STATED TASK — Each entry below is to be transcribed exactly.
****************
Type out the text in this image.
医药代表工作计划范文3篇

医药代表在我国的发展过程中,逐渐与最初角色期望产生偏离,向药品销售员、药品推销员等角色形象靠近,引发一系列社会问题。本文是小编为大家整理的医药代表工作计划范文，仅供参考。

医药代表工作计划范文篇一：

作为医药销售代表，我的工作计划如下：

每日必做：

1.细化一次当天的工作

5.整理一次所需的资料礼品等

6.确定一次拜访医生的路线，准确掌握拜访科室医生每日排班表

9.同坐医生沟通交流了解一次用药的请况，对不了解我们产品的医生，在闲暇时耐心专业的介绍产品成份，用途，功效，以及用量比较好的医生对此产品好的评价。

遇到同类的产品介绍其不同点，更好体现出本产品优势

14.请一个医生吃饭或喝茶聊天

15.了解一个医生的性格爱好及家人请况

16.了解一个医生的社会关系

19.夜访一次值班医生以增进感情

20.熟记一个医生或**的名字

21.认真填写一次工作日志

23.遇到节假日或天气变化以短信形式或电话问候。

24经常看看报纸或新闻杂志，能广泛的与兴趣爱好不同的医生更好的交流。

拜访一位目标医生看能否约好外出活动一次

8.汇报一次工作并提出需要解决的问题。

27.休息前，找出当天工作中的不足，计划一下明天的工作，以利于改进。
****************
RESULT OF THE TASK —
Type out the text in this image.
医药代表工作计划范文3篇

医药代表在我国的发展过程中,逐渐与最初角色期望产生偏离,向药品销售员、药品推销员等角色形象靠近,引发一系列社会问题。本文是小编为大家整理的医药代表工作计划范文，仅供参考。

医药代表工作计划范文篇一：

作为医药销售代表，我的工作计划如下：

每日必做：

1.细化一次当天的工作

5.整理一次所需的资料礼品等

6.确定一次拜访医生的路线，准确掌握拜访科室医生每日排班表

9.同坐医生沟通交流了解一次用药的请况，对不了解我们产品的医生，在闲暇时耐心专业的介绍产品成份，用途，功效，以及用量比较好的医生对此产品好的评价。

遇到同类的产品介绍其不同点，更好体现出本产品优势

14.请一个医生吃饭或喝茶聊天

15.了解一个医生的性格爱好及家人请况

16.了解一个医生的社会关系

19.夜访一次值班医生以增进感情

20.熟记一个医生或**的名字

21.认真填写一次工作日志

23.遇到节假日或天气变化以短信形式或电话问候。

24经常看看报纸或新闻杂志，能广泛的与兴趣爱好不同的医生更好的交流。

拜访一位目标医生看能否约好外出活动一次

8.汇报一次工作并提出需要解决的问题。

27.休息前，找出当天工作中的不足，计划一下明天的工作，以利于改进。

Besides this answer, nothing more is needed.